◆ Task input
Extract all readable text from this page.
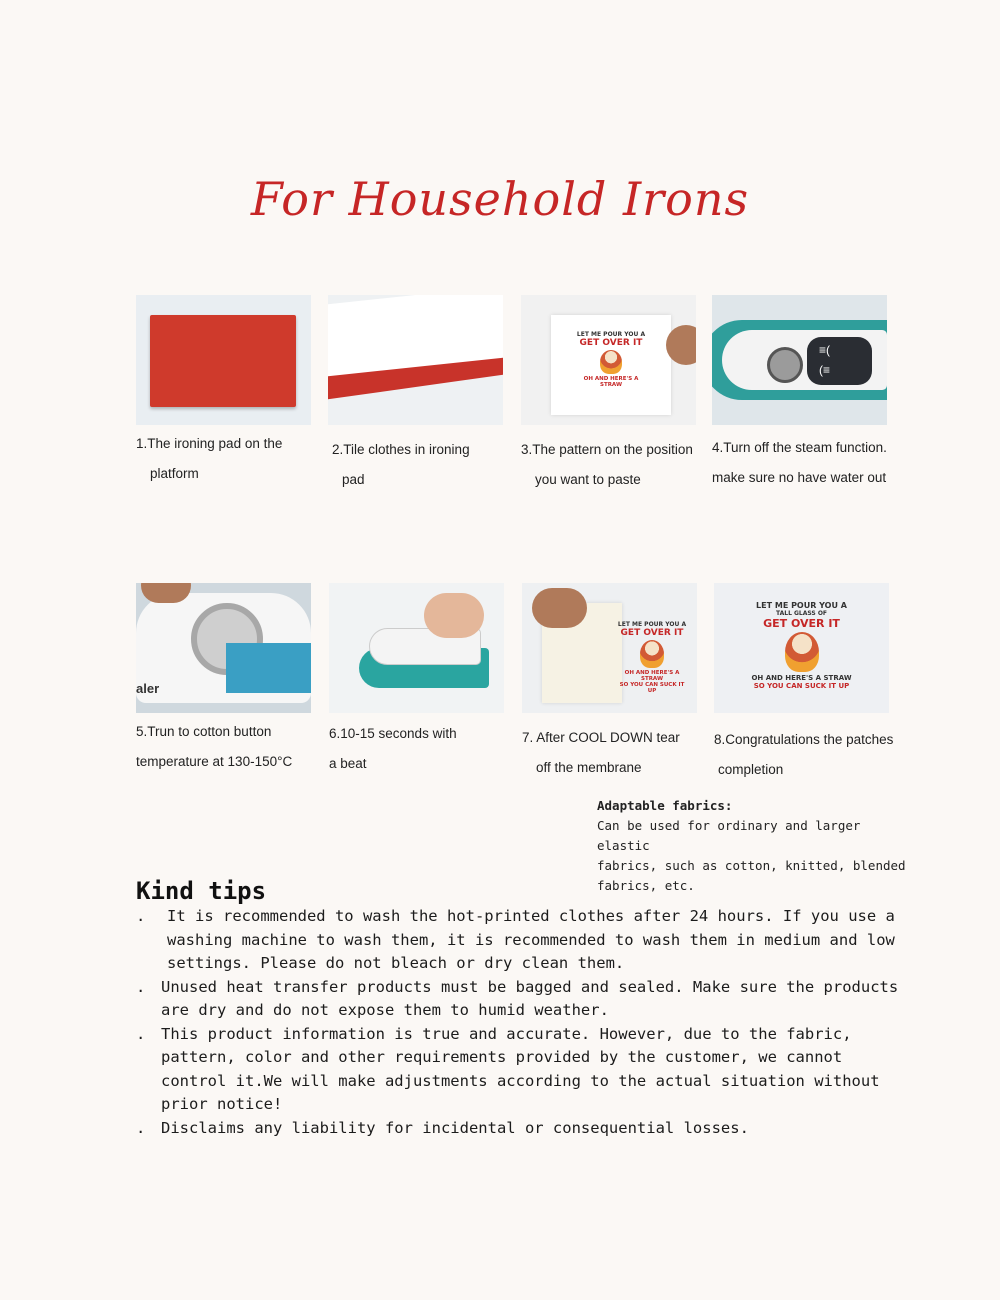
For Household Irons
1.The ironing pad on the
platform
2.Tile clothes in ironing
pad
LET ME POUR YOU A
GET OVER IT
OH AND HERE'S A STRAW
3.The pattern on the position
you want to paste
≡(
(≡
4.Turn off the steam function.
make sure no have water out
aler
5.Trun to cotton button
temperature at 130-150°C
6.10-15 seconds with
a beat
LET ME POUR YOU A
GET OVER IT
OH AND HERE'S A STRAW
SO YOU CAN SUCK IT UP
7. After COOL DOWN tear
off the membrane
LET ME POUR YOU A
TALL GLASS OF
GET OVER IT
OH AND HERE'S A STRAW
SO YOU CAN SUCK IT UP
8.Congratulations the patches
completion
Adaptable fabrics:
Can be used for ordinary and larger elastic
fabrics, such as cotton, knitted, blended
fabrics, etc.
Kind tips
. It is recommended to wash the hot-printed clothes after 24 hours. If you use a washing machine to wash them, it is recommended to wash them in medium and low settings. Please do not bleach or dry clean them.
. Unused heat transfer products must be bagged and sealed. Make sure the products are dry and do not expose them to humid weather.
. This product information is true and accurate. However, due to the fabric, pattern, color and other requirements provided by the customer, we cannot control it.We will make adjustments according to the actual situation without prior notice!
. Disclaims any liability for incidental or consequential losses.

◆ Problem
Transcribe the full listing character for character. Pictures are excluded.

◆ Result of this exercise
Extract all readable text from this page.
For Household Irons
1.The ironing pad on the
platform
2.Tile clothes in ironing
pad
LET ME POUR YOU A
GET OVER IT
OH AND HERE'S A STRAW
3.The pattern on the position
you want to paste
≡(
(≡
4.Turn off the steam function.
make sure no have water out
aler
5.Trun to cotton button
temperature at 130-150°C
6.10-15 seconds with
a beat
LET ME POUR YOU A
GET OVER IT
OH AND HERE'S A STRAW
SO YOU CAN SUCK IT UP
7. After COOL DOWN tear
off the membrane
LET ME POUR YOU A
TALL GLASS OF
GET OVER IT
OH AND HERE'S A STRAW
SO YOU CAN SUCK IT UP
8.Congratulations the patches
completion
Adaptable fabrics:
Can be used for ordinary and larger elastic
fabrics, such as cotton, knitted, blended
fabrics, etc.
Kind tips
. It is recommended to wash the hot-printed clothes after 24 hours. If you use a washing machine to wash them, it is recommended to wash them in medium and low settings. Please do not bleach or dry clean them.
. Unused heat transfer products must be bagged and sealed. Make sure the products are dry and do not expose them to humid weather.
. This product information is true and accurate. However, due to the fabric, pattern, color and other requirements provided by the customer, we cannot control it.We will make adjustments according to the actual situation without prior notice!
. Disclaims any liability for incidental or consequential losses.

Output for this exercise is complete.